• [What to produce] Each record that follows should be repeated exactly, minus any images.

• [Given data]

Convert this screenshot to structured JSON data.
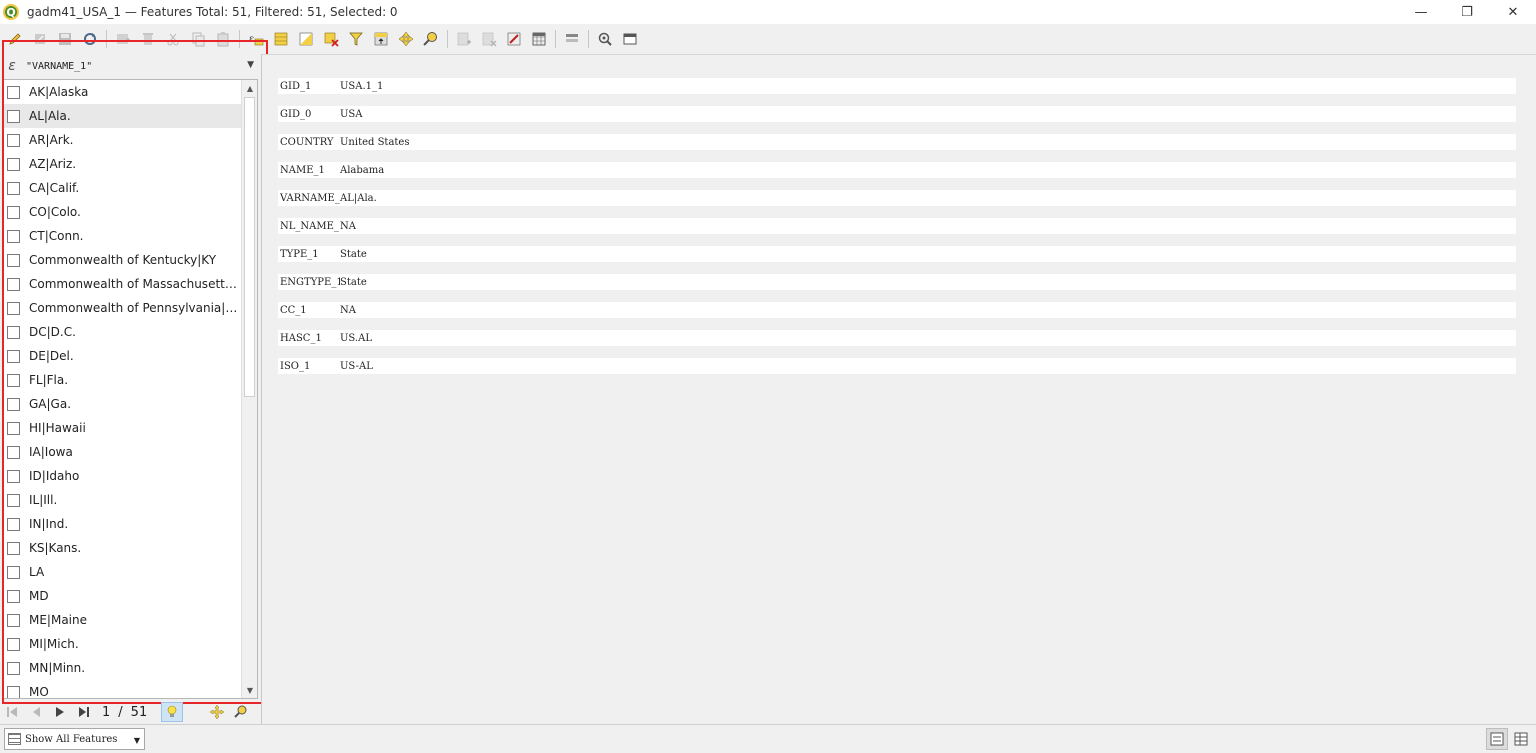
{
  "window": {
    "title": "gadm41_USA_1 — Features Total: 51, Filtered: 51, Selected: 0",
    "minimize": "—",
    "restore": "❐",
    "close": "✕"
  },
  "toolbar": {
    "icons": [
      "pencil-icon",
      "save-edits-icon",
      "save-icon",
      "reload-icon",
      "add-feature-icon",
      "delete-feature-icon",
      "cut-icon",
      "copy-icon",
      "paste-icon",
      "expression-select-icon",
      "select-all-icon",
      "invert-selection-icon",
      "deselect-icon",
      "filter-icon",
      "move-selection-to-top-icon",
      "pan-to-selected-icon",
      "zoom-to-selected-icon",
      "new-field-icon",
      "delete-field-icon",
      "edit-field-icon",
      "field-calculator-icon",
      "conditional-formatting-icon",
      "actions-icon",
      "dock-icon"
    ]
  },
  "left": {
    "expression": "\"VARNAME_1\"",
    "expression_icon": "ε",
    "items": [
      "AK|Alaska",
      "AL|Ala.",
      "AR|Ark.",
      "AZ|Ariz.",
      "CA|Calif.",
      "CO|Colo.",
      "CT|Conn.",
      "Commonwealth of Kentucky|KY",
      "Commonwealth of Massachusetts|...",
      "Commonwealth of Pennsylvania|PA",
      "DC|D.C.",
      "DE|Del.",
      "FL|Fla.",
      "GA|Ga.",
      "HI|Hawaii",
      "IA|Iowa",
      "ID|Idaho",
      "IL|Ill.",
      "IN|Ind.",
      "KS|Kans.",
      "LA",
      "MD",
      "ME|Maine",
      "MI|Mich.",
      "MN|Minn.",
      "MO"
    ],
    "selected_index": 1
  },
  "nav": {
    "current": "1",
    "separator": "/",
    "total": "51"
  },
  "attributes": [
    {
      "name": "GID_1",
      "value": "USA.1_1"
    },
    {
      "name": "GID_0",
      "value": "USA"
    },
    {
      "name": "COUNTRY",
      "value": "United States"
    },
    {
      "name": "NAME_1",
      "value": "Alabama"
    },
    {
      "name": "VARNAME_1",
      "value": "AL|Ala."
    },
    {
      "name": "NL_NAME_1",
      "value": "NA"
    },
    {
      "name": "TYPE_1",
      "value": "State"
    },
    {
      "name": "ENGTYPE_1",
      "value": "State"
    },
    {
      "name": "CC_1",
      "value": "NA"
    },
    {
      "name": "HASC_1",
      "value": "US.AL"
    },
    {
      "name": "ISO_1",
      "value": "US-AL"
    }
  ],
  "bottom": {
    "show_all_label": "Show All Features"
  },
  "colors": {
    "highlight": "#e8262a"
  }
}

• [The reply]
Convert this screenshot to structured JSON data.
{
  "window": {
    "title": "gadm41_USA_1 — Features Total: 51, Filtered: 51, Selected: 0",
    "minimize": "—",
    "restore": "❐",
    "close": "✕"
  },
  "toolbar": {
    "icons": [
      "pencil-icon",
      "save-edits-icon",
      "save-icon",
      "reload-icon",
      "add-feature-icon",
      "delete-feature-icon",
      "cut-icon",
      "copy-icon",
      "paste-icon",
      "expression-select-icon",
      "select-all-icon",
      "invert-selection-icon",
      "deselect-icon",
      "filter-icon",
      "move-selection-to-top-icon",
      "pan-to-selected-icon",
      "zoom-to-selected-icon",
      "new-field-icon",
      "delete-field-icon",
      "edit-field-icon",
      "field-calculator-icon",
      "conditional-formatting-icon",
      "actions-icon",
      "dock-icon"
    ]
  },
  "left": {
    "expression": "\"VARNAME_1\"",
    "expression_icon": "ε",
    "items": [
      "AK|Alaska",
      "AL|Ala.",
      "AR|Ark.",
      "AZ|Ariz.",
      "CA|Calif.",
      "CO|Colo.",
      "CT|Conn.",
      "Commonwealth of Kentucky|KY",
      "Commonwealth of Massachusetts|...",
      "Commonwealth of Pennsylvania|PA",
      "DC|D.C.",
      "DE|Del.",
      "FL|Fla.",
      "GA|Ga.",
      "HI|Hawaii",
      "IA|Iowa",
      "ID|Idaho",
      "IL|Ill.",
      "IN|Ind.",
      "KS|Kans.",
      "LA",
      "MD",
      "ME|Maine",
      "MI|Mich.",
      "MN|Minn.",
      "MO"
    ],
    "selected_index": 1
  },
  "nav": {
    "current": "1",
    "separator": "/",
    "total": "51"
  },
  "attributes": [
    {
      "name": "GID_1",
      "value": "USA.1_1"
    },
    {
      "name": "GID_0",
      "value": "USA"
    },
    {
      "name": "COUNTRY",
      "value": "United States"
    },
    {
      "name": "NAME_1",
      "value": "Alabama"
    },
    {
      "name": "VARNAME_1",
      "value": "AL|Ala."
    },
    {
      "name": "NL_NAME_1",
      "value": "NA"
    },
    {
      "name": "TYPE_1",
      "value": "State"
    },
    {
      "name": "ENGTYPE_1",
      "value": "State"
    },
    {
      "name": "CC_1",
      "value": "NA"
    },
    {
      "name": "HASC_1",
      "value": "US.AL"
    },
    {
      "name": "ISO_1",
      "value": "US-AL"
    }
  ],
  "bottom": {
    "show_all_label": "Show All Features"
  },
  "colors": {
    "highlight": "#e8262a"
  }
}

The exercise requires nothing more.